DATA EXTRACT:
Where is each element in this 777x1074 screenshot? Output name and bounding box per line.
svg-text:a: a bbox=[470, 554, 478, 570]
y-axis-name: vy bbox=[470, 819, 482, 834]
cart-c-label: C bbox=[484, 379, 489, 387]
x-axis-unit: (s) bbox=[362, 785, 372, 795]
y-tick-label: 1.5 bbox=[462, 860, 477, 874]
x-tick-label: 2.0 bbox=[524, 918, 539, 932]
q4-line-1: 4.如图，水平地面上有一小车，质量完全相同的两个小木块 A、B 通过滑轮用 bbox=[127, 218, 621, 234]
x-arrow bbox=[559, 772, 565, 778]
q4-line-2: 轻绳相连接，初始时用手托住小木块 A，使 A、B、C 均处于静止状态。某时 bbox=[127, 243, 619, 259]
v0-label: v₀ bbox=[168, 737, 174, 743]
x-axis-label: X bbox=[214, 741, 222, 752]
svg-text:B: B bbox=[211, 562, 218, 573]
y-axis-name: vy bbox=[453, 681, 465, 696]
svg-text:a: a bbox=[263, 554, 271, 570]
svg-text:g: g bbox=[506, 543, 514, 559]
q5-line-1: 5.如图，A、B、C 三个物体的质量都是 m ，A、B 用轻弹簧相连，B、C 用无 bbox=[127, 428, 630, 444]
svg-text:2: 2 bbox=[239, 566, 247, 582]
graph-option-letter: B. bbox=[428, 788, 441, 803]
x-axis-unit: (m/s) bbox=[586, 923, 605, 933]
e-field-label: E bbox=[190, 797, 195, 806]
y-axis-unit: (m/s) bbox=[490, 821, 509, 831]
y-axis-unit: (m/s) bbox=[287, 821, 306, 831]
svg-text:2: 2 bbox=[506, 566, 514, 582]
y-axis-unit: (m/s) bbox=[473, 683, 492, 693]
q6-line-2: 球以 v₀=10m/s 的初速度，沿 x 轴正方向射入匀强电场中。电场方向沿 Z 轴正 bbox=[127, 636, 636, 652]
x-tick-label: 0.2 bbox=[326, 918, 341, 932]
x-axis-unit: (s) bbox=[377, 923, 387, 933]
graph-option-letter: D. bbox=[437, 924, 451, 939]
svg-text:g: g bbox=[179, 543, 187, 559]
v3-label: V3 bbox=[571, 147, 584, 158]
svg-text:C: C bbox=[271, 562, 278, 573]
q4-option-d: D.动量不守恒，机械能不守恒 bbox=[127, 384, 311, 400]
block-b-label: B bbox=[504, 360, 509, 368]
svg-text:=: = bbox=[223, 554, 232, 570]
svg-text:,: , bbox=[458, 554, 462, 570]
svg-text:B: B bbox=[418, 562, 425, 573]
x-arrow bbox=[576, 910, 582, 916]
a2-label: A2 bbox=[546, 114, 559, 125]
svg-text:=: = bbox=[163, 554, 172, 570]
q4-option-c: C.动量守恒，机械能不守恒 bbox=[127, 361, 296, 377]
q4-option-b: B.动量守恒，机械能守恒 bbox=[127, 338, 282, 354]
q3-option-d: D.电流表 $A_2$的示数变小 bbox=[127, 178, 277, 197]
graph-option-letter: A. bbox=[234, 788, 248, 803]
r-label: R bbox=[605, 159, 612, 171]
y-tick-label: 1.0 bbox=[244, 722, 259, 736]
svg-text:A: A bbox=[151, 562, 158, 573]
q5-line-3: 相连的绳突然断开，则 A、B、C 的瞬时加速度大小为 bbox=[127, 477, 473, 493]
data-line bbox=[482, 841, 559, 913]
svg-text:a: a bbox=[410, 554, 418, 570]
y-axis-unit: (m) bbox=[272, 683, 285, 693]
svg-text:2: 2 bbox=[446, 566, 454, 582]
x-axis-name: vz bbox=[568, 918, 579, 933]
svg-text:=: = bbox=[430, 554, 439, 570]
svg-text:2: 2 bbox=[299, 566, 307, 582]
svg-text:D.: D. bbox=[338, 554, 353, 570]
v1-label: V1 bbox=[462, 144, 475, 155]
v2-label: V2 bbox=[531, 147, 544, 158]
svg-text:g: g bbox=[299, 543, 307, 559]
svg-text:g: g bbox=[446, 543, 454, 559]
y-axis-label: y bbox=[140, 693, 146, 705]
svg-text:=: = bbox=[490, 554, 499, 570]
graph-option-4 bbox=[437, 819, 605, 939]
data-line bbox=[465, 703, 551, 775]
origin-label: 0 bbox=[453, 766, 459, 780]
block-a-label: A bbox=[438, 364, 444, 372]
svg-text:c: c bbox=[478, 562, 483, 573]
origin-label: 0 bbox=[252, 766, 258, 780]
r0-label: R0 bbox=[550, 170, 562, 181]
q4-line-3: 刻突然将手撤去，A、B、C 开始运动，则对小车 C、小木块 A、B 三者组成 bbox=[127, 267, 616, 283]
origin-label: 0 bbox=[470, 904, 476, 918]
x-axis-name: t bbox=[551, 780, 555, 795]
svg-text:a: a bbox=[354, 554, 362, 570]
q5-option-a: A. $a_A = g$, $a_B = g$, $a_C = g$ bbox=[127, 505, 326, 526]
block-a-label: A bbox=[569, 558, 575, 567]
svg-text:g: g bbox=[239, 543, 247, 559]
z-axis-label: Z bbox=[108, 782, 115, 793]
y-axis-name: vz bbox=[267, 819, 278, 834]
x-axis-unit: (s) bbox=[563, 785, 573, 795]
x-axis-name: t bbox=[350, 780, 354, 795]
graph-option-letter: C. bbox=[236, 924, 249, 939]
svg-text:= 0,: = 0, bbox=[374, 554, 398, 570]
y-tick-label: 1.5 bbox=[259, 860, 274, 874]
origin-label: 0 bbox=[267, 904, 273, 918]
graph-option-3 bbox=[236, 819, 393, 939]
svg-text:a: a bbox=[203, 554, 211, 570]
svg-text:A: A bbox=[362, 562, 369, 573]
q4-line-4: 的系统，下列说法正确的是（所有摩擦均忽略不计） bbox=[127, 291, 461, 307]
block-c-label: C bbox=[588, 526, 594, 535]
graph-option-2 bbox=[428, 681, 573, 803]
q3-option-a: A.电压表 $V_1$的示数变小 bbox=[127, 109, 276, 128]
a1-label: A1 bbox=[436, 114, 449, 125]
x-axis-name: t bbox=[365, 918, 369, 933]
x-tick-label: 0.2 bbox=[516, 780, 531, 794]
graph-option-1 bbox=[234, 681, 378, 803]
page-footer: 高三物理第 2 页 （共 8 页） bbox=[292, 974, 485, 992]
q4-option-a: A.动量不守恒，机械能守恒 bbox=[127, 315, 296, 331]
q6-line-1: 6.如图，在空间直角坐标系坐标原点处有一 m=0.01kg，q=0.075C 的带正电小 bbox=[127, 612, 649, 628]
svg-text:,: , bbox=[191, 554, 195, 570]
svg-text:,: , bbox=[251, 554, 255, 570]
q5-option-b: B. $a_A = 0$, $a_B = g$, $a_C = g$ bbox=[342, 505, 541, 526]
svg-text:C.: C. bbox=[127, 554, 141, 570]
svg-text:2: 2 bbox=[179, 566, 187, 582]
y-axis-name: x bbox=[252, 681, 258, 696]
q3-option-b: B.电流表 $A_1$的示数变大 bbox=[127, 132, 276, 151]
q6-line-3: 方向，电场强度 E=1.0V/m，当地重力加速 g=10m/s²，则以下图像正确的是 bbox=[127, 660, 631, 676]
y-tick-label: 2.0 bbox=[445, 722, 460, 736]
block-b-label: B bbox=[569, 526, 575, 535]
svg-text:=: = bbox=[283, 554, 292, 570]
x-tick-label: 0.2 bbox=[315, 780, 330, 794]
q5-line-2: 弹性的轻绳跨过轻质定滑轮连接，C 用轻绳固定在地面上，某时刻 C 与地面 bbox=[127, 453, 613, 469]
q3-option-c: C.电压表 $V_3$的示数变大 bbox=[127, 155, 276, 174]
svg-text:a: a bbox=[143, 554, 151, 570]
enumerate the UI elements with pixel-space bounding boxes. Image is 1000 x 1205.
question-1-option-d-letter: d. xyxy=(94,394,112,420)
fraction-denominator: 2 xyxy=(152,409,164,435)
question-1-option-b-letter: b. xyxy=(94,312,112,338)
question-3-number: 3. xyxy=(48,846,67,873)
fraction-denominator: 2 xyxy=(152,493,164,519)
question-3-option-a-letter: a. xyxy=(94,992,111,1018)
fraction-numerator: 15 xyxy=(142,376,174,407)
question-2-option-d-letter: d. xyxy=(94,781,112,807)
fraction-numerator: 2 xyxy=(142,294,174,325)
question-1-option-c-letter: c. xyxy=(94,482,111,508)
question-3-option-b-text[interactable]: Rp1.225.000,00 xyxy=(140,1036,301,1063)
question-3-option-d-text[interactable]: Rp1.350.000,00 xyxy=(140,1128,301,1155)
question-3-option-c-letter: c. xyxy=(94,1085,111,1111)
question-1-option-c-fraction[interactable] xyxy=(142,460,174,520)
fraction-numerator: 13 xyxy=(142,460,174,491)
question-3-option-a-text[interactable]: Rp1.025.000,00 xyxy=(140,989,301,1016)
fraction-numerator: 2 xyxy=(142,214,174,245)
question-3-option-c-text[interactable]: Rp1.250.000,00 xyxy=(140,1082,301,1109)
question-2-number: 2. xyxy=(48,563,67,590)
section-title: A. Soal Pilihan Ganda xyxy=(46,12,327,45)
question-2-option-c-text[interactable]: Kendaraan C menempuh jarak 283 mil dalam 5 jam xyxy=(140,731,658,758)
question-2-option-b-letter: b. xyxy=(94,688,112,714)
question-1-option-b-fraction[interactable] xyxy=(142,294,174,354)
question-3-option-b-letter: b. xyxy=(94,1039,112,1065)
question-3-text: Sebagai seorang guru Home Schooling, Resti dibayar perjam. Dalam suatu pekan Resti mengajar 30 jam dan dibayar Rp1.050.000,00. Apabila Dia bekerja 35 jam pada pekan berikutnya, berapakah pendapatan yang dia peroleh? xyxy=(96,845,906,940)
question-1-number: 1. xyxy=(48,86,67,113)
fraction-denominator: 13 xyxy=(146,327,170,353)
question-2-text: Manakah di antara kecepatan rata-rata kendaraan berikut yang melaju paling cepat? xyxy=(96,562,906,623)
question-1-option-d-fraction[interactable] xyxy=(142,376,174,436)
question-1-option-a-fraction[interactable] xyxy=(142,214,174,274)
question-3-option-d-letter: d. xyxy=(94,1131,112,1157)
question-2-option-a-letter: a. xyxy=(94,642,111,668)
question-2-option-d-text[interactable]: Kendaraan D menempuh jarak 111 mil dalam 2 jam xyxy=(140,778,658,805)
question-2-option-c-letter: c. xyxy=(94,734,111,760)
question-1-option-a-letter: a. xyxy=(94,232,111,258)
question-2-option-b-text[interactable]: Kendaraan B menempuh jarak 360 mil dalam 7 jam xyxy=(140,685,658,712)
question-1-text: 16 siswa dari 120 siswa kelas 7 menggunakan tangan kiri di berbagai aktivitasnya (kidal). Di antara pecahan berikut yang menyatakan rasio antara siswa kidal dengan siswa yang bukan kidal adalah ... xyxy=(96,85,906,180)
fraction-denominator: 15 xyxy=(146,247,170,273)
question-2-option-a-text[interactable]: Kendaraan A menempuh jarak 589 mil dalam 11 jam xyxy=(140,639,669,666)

BRIEF: Put the data into a Markdown table with the columns No. and Line, giving each line a row number and leaving out blank lines. Begin at the first line of the data and stop after the line that contains "x-tick-label: 2.0 bbox=[524, 918, 539, 932]".

RESULT:
| No. | Line |
|---|---|
| 1 | Where is each element in this 777x1074 screenshot? Output name and bounding box per line. |
| 2 | svg-text:a: a bbox=[470, 554, 478, 570] |
| 3 | y-axis-name: vy bbox=[470, 819, 482, 834] |
| 4 | cart-c-label: C bbox=[484, 379, 489, 387] |
| 5 | x-axis-unit: (s) bbox=[362, 785, 372, 795] |
| 6 | y-tick-label: 1.5 bbox=[462, 860, 477, 874] |
| 7 | x-tick-label: 2.0 bbox=[524, 918, 539, 932] |